TASK INPUT >>
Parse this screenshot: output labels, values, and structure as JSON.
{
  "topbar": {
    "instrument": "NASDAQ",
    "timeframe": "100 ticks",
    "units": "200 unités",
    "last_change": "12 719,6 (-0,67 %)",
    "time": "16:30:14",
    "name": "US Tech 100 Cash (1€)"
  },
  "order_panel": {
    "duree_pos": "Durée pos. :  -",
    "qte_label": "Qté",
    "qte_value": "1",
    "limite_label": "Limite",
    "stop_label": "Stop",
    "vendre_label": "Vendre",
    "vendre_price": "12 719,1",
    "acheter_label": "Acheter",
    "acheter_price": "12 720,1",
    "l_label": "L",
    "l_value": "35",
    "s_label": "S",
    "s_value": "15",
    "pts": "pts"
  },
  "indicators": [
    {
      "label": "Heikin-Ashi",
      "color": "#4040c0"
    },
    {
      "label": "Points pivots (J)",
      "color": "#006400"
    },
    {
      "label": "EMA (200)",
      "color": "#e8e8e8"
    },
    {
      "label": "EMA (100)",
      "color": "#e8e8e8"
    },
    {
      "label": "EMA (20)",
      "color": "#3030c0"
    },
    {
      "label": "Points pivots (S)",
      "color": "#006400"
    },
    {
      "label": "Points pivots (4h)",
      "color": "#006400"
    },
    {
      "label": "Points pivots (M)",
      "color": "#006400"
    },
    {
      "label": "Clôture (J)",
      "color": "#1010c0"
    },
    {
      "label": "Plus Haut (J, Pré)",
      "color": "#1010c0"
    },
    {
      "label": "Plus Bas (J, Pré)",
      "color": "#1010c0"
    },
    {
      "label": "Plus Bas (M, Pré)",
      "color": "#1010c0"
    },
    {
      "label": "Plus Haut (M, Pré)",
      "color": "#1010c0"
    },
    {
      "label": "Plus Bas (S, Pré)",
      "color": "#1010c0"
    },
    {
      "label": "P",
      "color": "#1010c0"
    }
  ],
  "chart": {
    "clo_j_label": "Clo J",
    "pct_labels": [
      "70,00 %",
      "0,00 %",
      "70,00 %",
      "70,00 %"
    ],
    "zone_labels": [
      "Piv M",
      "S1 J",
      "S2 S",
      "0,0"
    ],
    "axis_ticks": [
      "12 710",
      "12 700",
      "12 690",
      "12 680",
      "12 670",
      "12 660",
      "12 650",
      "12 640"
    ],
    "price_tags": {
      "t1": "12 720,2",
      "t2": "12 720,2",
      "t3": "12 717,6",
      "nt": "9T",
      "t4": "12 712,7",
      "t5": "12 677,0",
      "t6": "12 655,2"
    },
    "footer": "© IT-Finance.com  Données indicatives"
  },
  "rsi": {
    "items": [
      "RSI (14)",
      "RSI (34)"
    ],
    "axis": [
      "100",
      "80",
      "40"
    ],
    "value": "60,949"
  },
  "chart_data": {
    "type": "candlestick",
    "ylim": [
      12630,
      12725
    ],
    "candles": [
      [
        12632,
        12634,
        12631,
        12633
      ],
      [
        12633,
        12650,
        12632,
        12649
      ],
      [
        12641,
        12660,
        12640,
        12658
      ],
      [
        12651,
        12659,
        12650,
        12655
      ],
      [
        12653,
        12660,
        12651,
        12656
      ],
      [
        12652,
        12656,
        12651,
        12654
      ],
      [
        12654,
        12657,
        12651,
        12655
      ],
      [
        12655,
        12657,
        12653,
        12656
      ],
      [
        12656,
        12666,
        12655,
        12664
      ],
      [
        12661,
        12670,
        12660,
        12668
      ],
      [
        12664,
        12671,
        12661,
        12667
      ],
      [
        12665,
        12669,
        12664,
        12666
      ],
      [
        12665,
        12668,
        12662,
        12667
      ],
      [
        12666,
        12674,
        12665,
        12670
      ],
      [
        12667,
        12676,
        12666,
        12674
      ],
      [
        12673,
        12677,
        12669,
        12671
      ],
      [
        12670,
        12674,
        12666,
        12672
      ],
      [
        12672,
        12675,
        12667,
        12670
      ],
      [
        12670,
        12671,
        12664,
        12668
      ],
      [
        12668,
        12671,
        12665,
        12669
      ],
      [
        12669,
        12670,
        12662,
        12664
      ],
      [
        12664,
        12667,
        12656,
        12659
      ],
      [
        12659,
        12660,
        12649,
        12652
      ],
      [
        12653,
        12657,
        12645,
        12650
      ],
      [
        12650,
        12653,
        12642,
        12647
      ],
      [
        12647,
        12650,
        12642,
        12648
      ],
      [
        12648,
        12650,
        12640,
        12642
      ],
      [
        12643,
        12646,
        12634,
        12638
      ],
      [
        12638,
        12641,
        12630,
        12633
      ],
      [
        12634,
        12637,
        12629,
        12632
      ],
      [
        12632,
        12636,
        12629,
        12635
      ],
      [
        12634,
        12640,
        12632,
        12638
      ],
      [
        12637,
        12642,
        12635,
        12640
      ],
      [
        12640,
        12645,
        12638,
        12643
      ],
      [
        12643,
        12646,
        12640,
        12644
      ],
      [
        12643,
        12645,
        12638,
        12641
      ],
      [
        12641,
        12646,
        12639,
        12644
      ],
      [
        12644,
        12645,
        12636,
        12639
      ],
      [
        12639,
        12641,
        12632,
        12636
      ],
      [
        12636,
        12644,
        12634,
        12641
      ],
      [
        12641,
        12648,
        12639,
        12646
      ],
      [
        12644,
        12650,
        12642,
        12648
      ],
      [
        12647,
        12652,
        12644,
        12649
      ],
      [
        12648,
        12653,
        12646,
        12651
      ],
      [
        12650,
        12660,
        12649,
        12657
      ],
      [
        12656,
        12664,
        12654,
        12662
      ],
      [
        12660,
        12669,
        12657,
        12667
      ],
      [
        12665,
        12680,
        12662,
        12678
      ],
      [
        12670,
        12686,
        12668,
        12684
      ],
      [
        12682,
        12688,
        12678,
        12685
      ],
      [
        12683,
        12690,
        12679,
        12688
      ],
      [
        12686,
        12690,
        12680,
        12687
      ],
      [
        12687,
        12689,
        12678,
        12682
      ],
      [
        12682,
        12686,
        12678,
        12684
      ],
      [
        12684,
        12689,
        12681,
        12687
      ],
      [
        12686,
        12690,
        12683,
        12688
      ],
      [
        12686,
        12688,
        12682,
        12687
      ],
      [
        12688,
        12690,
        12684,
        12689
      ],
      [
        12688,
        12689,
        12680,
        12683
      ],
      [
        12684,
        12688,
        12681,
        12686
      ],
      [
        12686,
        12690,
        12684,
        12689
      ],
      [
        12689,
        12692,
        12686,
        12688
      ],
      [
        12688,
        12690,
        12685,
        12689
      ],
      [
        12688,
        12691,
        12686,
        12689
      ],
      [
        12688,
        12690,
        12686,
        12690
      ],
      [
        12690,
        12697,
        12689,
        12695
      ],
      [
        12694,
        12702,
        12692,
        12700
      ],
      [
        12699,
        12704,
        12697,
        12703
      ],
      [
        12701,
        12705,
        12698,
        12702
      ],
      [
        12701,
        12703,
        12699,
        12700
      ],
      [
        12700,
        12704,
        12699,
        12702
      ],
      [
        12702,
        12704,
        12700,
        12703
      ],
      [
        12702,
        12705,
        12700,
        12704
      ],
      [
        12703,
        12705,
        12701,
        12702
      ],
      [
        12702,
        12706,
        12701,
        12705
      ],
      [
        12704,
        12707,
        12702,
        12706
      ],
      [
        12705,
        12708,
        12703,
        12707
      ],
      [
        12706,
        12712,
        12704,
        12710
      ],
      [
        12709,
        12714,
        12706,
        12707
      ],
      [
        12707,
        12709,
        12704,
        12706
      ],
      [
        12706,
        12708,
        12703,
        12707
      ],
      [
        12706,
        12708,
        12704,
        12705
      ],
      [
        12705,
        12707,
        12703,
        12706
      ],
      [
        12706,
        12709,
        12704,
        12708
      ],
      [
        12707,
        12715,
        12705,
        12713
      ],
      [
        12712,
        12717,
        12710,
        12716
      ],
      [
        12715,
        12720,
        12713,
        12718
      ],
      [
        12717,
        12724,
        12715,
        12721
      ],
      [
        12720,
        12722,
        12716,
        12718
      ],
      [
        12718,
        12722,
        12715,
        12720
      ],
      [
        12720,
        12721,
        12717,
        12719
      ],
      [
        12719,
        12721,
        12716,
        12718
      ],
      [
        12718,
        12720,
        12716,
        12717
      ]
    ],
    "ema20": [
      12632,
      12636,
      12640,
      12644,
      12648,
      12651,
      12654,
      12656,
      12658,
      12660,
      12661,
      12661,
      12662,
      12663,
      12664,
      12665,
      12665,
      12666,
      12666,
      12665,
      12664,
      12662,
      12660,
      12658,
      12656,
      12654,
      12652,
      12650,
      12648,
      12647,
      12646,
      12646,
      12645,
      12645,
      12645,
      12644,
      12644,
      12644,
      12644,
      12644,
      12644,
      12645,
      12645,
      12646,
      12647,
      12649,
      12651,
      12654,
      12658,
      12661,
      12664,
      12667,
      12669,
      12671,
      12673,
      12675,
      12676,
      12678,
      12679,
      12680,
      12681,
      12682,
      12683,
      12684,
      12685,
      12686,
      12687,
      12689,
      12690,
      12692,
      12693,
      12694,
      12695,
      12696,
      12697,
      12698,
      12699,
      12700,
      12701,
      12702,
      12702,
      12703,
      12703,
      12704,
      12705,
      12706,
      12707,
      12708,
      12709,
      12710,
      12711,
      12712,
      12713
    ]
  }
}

WHAT YOU ARE ASKED TO DO >> Determine how many lines of the listing above include the word "Plus", and report that number only.

ANSWER TO THIS EXERCISE >> 5